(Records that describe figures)
----------------------------------------

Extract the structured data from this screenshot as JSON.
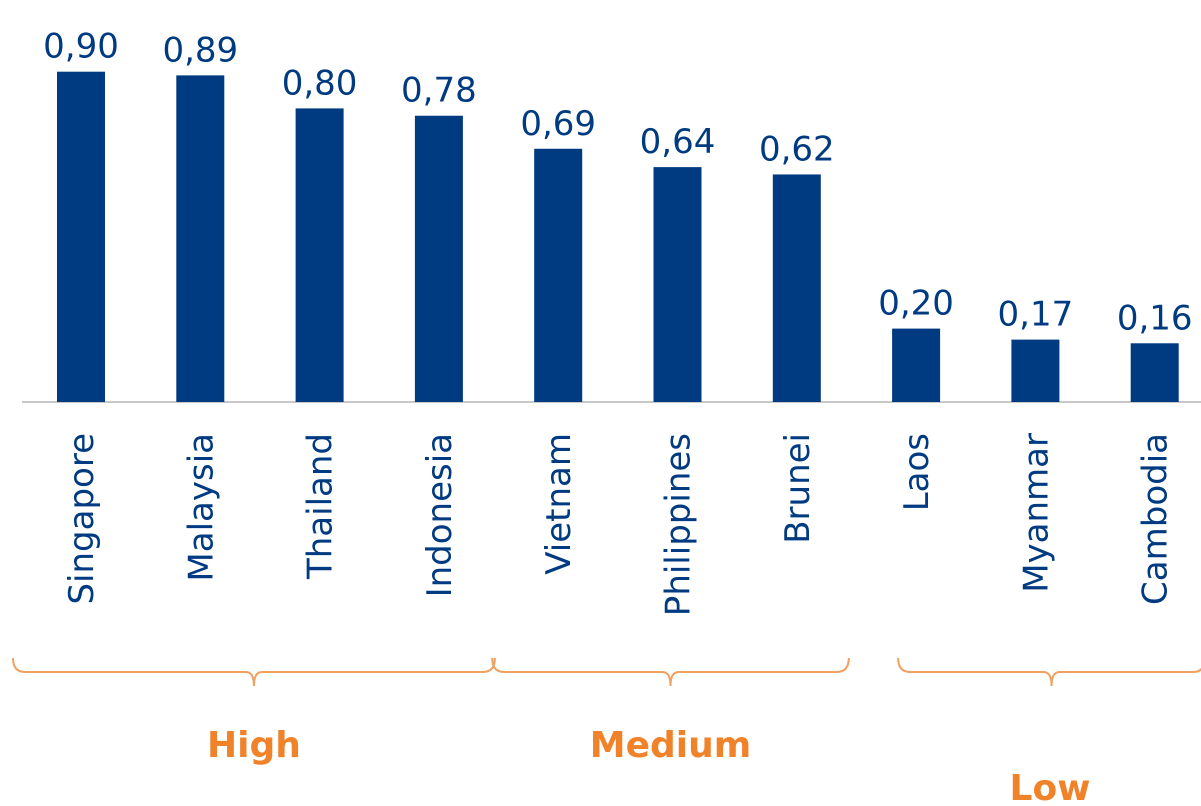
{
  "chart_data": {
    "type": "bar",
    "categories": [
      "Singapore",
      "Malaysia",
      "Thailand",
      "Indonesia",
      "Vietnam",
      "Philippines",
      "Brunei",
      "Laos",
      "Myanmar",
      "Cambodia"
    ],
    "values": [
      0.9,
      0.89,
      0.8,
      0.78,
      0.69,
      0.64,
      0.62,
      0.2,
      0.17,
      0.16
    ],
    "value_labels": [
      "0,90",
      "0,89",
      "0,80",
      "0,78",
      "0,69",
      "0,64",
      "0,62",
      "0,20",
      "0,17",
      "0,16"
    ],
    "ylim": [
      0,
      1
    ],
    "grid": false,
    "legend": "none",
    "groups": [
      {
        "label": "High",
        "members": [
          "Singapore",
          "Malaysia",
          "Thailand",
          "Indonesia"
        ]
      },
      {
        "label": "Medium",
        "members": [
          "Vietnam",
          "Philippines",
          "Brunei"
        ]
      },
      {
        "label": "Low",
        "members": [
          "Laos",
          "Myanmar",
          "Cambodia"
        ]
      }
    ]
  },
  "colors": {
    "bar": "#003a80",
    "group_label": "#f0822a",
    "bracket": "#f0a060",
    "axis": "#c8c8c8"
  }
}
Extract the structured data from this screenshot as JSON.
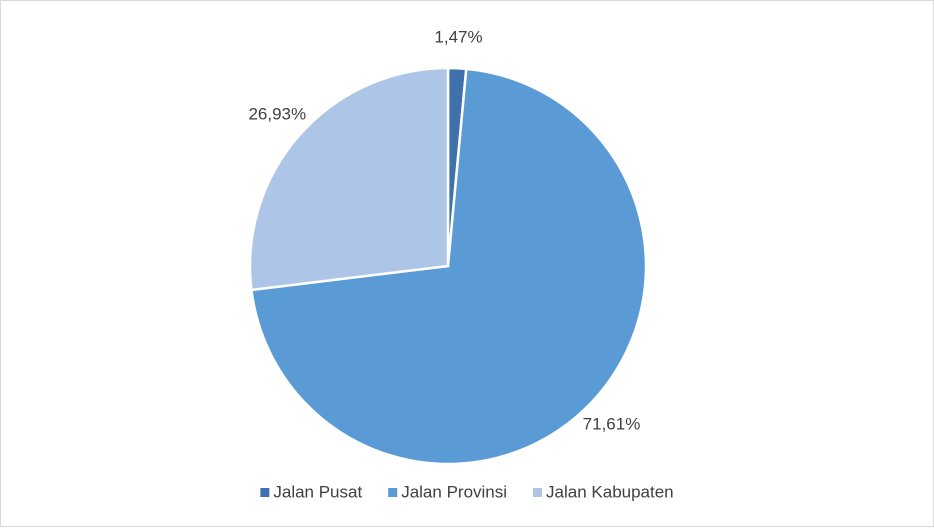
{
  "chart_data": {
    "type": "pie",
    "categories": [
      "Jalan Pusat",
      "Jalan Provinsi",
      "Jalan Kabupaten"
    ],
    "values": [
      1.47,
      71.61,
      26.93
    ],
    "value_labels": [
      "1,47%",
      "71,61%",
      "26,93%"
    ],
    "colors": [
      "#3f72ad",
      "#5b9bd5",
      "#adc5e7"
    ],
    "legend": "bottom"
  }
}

----------------------------------------

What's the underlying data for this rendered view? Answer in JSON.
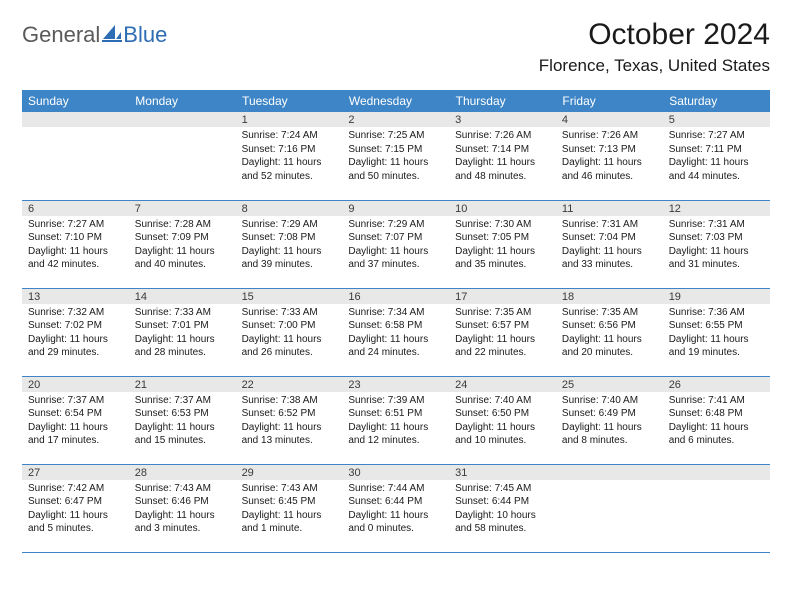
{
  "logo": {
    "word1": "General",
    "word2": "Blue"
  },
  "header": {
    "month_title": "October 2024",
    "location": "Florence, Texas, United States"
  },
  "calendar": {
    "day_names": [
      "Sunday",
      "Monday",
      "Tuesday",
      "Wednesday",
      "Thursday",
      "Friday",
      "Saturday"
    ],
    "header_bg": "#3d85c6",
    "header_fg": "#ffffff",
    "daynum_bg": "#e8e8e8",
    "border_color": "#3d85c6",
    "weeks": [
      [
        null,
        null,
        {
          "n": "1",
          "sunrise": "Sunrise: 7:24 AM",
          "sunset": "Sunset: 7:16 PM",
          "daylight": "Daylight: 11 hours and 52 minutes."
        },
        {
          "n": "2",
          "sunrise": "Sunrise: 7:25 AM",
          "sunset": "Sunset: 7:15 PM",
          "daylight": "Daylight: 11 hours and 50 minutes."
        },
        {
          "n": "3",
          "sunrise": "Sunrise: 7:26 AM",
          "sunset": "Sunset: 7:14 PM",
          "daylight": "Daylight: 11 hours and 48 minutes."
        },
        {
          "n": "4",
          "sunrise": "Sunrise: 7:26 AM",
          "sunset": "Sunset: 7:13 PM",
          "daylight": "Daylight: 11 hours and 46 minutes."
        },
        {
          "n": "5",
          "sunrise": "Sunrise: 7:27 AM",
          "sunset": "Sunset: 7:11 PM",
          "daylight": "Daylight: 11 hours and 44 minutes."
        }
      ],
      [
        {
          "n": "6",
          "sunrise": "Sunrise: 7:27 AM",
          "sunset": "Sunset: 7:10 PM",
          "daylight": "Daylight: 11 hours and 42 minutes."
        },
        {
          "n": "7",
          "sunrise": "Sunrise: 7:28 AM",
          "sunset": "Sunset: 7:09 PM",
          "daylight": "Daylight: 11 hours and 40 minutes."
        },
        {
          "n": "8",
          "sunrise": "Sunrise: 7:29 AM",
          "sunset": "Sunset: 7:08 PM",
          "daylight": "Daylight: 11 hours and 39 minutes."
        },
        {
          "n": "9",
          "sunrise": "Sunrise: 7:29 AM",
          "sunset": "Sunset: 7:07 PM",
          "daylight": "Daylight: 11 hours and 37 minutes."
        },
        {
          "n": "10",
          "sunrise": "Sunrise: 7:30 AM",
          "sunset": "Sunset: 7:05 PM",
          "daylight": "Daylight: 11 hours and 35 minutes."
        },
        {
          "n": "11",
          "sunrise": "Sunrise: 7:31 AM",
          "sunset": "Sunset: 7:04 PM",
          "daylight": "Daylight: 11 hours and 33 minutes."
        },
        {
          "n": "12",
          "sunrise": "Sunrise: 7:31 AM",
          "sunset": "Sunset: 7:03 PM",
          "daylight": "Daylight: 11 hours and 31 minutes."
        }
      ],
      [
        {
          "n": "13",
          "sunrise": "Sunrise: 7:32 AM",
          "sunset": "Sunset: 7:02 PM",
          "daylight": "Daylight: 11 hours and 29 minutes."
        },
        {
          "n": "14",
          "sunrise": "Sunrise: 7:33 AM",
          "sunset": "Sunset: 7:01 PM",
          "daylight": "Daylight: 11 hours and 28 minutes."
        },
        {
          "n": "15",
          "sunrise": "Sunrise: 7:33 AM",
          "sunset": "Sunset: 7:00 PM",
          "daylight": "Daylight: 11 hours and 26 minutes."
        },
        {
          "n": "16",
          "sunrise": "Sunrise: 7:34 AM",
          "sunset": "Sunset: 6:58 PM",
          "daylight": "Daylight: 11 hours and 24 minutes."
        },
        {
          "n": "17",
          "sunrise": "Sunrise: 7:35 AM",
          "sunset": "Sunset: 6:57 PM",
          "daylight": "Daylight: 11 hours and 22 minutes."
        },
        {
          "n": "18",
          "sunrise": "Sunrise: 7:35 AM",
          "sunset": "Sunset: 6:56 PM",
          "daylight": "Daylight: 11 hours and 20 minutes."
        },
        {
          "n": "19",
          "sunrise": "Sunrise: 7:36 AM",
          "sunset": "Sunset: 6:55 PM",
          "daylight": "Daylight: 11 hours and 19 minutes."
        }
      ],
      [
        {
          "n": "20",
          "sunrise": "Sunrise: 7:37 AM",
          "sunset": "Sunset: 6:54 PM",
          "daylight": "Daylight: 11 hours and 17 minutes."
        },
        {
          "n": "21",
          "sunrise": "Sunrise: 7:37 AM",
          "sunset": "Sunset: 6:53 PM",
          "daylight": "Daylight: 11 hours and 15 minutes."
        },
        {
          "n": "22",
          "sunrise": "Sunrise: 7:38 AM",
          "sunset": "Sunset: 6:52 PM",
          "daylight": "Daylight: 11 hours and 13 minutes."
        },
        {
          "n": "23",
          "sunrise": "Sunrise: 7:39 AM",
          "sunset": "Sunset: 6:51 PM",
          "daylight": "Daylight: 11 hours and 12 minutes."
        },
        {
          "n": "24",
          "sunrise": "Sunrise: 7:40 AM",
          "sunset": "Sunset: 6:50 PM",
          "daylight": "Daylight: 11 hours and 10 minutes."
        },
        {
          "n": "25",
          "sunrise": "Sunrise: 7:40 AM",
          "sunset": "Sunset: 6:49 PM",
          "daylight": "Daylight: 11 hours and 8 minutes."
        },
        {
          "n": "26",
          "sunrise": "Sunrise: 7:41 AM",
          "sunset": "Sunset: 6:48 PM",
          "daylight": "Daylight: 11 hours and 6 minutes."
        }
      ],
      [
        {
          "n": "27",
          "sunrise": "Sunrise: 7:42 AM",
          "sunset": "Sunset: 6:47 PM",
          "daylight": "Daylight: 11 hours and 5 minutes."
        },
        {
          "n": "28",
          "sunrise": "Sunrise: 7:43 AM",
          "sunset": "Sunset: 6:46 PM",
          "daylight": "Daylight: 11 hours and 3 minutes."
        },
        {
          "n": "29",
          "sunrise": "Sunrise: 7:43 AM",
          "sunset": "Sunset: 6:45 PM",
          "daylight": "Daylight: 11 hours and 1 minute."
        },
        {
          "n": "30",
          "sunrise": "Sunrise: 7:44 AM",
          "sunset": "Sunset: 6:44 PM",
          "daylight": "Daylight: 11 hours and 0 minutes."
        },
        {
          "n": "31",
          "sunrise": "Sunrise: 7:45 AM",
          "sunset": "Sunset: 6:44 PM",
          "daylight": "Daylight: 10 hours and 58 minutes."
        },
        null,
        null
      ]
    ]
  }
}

----------------------------------------

◆ WRITTEN EXERCISE ◆
Pull out every line in the material above where "Jalan" occurs.

◆ FULL RESPONSE ◆
      "Jalan Pusat",
      "Jalan Provinsi",
      "Jalan Kabupaten"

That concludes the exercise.